### CONSIGNE
Dans l'extrait sur le bonus-malus, quel exemple le Conseil donne-t-il de bénéficiaires du réseau autres que les particuliers ?

### EXTRAIT CHOISI
La possibilité de ce possible malheur se faisant de plus en plus précise à mesure que le temps avançait, le gouvernement les parlementaires socialistes ont réécrit les dispositions du bonus-malus et ont à cette occasion changé les motifs de l'instauration du bonus-malus. La raison officielle devint donc les coûts élevés d’investissement nécessaires au développement de la distribution de ces énergies et, pour l’électricité, du coût supplémentaire des nouvelles capacités de production. D'emblée, on peut remarquer que ça a moins de gueule et qu'on sent moins l'urgence pressante d'instaurer une telle usine à gaz. Des esprits forts soutiendraient sans doute qu'il s'agissait là d'un pieux mensonge, chose à laquelle, bien sûr, un gouvernement ou groupe parlementaire portés sur la moralisation de la vie publique ne s'abaisseront jamais. Mais même ainsi le bonus-malus ne trouve pas grâce aux yeux du Conseil. Cette fois-ci, le Conseil remarque que le réseau bénéficie à d'autres que les particuliers, comme par exemple les commerces — qui tiennent d'ailleurs boutique dans des bâtiments souvent destinés à l'habitation dans les étages supérieurs (p12).

### DONNÉES FOURNIES
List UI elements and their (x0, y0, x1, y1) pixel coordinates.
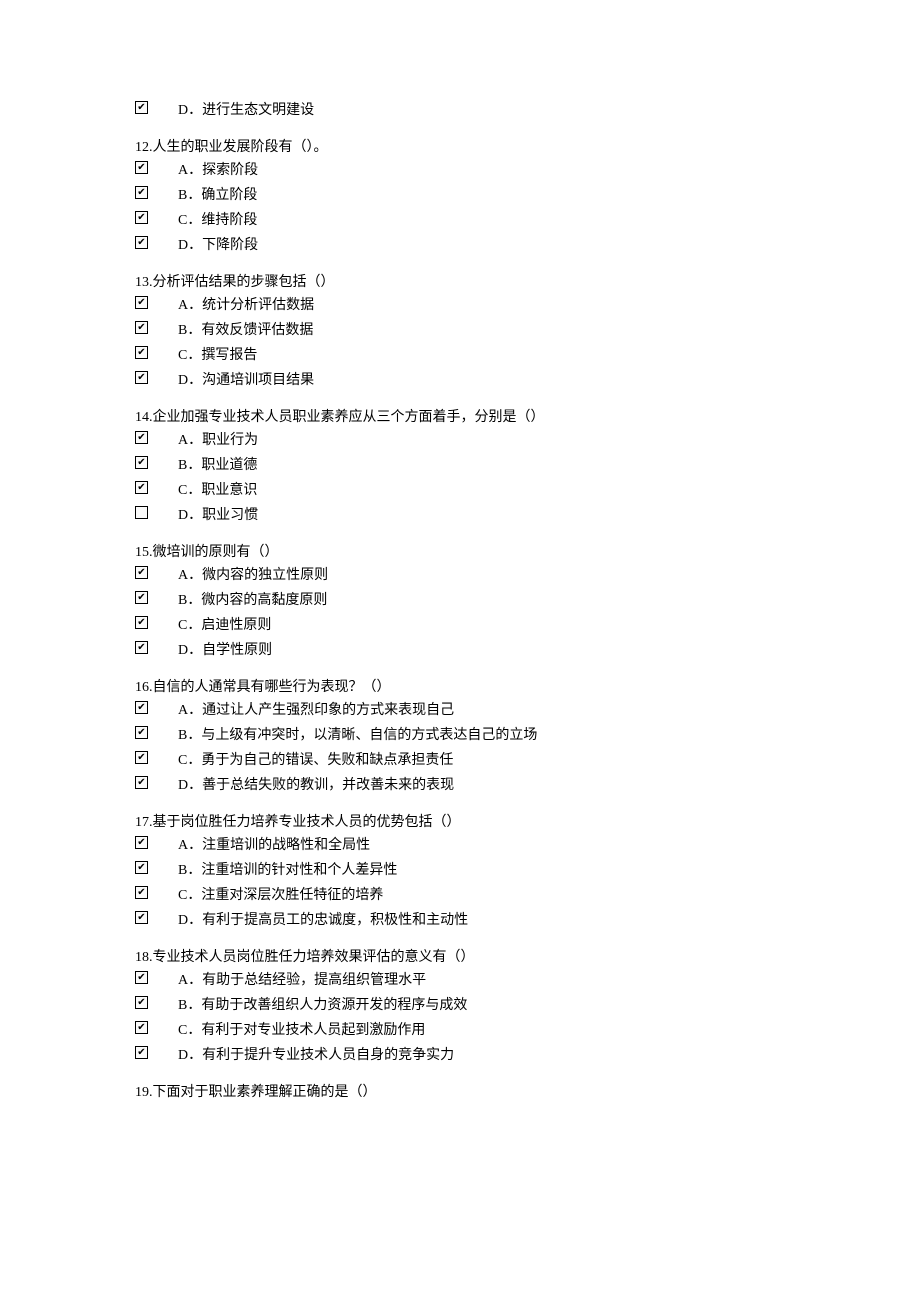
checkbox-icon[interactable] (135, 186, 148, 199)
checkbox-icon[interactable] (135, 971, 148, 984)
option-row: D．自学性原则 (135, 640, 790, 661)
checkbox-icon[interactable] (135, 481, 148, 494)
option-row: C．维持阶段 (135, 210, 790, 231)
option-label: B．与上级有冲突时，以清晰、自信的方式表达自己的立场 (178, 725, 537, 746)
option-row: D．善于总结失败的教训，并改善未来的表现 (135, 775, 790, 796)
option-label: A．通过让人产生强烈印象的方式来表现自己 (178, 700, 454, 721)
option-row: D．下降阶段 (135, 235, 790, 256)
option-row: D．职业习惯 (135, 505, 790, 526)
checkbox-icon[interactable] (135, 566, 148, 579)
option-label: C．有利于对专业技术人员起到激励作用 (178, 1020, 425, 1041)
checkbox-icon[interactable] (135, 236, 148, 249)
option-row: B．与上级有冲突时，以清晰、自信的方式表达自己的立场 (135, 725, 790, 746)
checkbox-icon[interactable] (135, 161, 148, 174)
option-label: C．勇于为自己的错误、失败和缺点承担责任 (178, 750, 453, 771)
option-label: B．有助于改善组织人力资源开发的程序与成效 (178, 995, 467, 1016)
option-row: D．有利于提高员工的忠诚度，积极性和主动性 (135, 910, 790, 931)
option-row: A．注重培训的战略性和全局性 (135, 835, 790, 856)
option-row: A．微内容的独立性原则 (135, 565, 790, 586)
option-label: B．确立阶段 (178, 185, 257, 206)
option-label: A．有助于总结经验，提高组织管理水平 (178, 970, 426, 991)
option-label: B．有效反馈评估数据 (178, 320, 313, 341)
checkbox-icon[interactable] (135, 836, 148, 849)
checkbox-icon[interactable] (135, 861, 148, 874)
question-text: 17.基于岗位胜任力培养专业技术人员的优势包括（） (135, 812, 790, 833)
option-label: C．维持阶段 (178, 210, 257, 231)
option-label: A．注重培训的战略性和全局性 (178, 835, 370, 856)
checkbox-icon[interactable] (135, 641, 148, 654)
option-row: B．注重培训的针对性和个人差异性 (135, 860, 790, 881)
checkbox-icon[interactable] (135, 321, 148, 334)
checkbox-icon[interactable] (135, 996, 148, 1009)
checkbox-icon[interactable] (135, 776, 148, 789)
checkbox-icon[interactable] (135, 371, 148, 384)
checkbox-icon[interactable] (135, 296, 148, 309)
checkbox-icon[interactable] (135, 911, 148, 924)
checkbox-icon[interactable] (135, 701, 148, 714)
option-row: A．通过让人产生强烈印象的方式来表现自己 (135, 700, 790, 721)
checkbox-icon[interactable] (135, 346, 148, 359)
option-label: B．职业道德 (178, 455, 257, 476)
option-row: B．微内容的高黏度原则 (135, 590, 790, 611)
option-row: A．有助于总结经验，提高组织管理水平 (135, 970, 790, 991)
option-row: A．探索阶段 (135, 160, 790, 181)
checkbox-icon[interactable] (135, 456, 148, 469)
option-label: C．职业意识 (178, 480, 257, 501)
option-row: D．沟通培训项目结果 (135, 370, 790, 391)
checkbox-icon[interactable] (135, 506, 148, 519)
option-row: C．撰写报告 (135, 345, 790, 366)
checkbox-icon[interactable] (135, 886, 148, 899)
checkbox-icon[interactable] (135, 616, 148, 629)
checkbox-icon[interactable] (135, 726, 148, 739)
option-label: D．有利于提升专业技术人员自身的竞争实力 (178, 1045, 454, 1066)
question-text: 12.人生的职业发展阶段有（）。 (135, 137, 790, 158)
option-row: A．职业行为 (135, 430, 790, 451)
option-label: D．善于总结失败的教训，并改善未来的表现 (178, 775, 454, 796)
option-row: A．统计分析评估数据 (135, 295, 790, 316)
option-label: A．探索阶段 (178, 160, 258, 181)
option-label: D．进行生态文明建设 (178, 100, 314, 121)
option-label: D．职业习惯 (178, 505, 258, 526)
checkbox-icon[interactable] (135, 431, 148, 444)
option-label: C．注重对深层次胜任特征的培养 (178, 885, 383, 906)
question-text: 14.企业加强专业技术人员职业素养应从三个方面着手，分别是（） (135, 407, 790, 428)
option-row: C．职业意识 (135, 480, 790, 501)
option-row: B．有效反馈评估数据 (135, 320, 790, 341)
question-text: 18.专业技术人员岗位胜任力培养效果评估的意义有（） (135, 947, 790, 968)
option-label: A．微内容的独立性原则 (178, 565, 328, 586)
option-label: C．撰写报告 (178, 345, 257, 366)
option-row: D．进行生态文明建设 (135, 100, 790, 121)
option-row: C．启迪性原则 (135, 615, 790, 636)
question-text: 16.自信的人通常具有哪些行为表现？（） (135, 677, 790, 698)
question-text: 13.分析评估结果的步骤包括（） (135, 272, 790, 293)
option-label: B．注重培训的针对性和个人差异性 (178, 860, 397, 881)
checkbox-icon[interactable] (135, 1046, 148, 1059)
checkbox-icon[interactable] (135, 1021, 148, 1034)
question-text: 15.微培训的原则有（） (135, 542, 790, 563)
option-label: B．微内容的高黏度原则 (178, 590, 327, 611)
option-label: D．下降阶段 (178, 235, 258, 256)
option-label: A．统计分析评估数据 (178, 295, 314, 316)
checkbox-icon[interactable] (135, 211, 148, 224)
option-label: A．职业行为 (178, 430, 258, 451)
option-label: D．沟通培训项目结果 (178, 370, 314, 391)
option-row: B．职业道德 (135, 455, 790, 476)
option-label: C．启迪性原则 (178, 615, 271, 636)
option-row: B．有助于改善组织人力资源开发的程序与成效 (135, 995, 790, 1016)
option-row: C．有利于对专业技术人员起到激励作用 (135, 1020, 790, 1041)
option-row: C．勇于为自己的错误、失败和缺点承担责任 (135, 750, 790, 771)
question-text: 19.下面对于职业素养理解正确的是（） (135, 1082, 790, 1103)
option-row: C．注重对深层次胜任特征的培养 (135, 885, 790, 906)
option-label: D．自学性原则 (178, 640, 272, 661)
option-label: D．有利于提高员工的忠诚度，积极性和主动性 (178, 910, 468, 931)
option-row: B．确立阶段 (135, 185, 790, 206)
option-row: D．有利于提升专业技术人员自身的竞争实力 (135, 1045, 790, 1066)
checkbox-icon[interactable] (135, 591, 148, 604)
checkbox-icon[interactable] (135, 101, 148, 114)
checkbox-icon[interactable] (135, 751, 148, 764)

### SOLUTION
Les commerces.